● Records for this task
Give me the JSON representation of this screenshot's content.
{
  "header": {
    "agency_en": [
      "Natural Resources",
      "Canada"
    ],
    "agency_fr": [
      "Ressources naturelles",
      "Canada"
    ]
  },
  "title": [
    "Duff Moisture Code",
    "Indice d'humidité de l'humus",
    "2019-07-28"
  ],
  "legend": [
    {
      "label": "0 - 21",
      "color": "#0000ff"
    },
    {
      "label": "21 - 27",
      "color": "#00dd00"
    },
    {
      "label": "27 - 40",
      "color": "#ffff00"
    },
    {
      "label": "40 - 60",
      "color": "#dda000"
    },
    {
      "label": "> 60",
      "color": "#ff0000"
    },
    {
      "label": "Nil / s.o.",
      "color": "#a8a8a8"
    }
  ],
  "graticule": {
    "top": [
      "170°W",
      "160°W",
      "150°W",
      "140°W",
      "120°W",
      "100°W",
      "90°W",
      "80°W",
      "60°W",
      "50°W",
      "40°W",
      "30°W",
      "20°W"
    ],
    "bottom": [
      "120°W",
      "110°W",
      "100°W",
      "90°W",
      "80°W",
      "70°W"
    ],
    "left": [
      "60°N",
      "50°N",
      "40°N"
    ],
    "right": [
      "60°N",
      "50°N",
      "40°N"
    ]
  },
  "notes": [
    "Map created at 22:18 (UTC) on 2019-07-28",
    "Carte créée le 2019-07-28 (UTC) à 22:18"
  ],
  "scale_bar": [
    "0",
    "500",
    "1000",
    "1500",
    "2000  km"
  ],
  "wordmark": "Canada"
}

● Exercise brief
Collect the complete line wherever the string "color" appears in the records.

● The response
      "color": "#0000ff"
      "color": "#00dd00"
      "color": "#ffff00"
      "color": "#dda000"
      "color": "#ff0000"
      "color": "#a8a8a8"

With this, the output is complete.